> [Direction] Leave out the pictures and repeat the rest of the material exactly.

> [Stored entries]
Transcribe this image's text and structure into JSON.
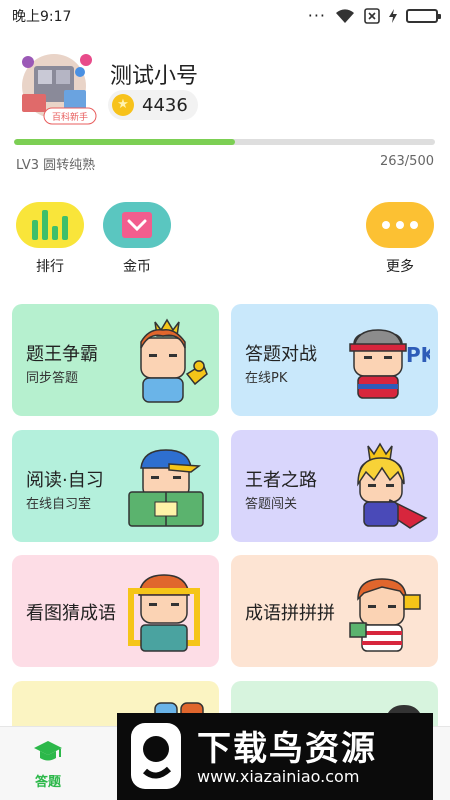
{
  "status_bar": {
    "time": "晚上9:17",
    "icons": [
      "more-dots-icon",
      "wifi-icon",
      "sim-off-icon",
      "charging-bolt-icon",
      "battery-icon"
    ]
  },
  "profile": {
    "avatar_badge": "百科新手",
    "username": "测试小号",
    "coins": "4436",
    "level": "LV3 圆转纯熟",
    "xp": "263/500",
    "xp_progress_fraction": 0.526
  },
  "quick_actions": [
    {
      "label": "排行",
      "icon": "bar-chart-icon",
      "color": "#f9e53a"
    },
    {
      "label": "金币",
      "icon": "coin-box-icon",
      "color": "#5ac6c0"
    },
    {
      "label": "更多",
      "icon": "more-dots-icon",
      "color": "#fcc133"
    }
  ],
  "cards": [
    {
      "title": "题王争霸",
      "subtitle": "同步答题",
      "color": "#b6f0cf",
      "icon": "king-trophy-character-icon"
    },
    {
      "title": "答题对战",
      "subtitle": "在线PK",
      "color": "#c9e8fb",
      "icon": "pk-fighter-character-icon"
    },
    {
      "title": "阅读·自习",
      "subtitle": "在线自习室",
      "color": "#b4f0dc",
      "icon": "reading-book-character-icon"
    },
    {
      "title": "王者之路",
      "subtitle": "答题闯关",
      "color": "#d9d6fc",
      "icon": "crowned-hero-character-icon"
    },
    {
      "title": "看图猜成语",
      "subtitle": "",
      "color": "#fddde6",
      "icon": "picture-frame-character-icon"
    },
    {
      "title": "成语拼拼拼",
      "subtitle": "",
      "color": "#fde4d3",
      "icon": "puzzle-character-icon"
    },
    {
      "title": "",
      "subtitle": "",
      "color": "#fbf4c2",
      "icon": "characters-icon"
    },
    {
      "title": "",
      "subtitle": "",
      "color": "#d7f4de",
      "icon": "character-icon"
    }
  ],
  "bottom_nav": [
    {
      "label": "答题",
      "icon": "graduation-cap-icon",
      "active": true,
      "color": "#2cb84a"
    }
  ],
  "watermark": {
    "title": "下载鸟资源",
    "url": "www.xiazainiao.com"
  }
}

> [Problem solution]
Transcribe this image's text and structure into JSON.
{
  "status_bar": {
    "time": "晚上9:17",
    "icons": [
      "more-dots-icon",
      "wifi-icon",
      "sim-off-icon",
      "charging-bolt-icon",
      "battery-icon"
    ]
  },
  "profile": {
    "avatar_badge": "百科新手",
    "username": "测试小号",
    "coins": "4436",
    "level": "LV3 圆转纯熟",
    "xp": "263/500",
    "xp_progress_fraction": 0.526
  },
  "quick_actions": [
    {
      "label": "排行",
      "icon": "bar-chart-icon",
      "color": "#f9e53a"
    },
    {
      "label": "金币",
      "icon": "coin-box-icon",
      "color": "#5ac6c0"
    },
    {
      "label": "更多",
      "icon": "more-dots-icon",
      "color": "#fcc133"
    }
  ],
  "cards": [
    {
      "title": "题王争霸",
      "subtitle": "同步答题",
      "color": "#b6f0cf",
      "icon": "king-trophy-character-icon"
    },
    {
      "title": "答题对战",
      "subtitle": "在线PK",
      "color": "#c9e8fb",
      "icon": "pk-fighter-character-icon"
    },
    {
      "title": "阅读·自习",
      "subtitle": "在线自习室",
      "color": "#b4f0dc",
      "icon": "reading-book-character-icon"
    },
    {
      "title": "王者之路",
      "subtitle": "答题闯关",
      "color": "#d9d6fc",
      "icon": "crowned-hero-character-icon"
    },
    {
      "title": "看图猜成语",
      "subtitle": "",
      "color": "#fddde6",
      "icon": "picture-frame-character-icon"
    },
    {
      "title": "成语拼拼拼",
      "subtitle": "",
      "color": "#fde4d3",
      "icon": "puzzle-character-icon"
    },
    {
      "title": "",
      "subtitle": "",
      "color": "#fbf4c2",
      "icon": "characters-icon"
    },
    {
      "title": "",
      "subtitle": "",
      "color": "#d7f4de",
      "icon": "character-icon"
    }
  ],
  "bottom_nav": [
    {
      "label": "答题",
      "icon": "graduation-cap-icon",
      "active": true,
      "color": "#2cb84a"
    }
  ],
  "watermark": {
    "title": "下载鸟资源",
    "url": "www.xiazainiao.com"
  }
}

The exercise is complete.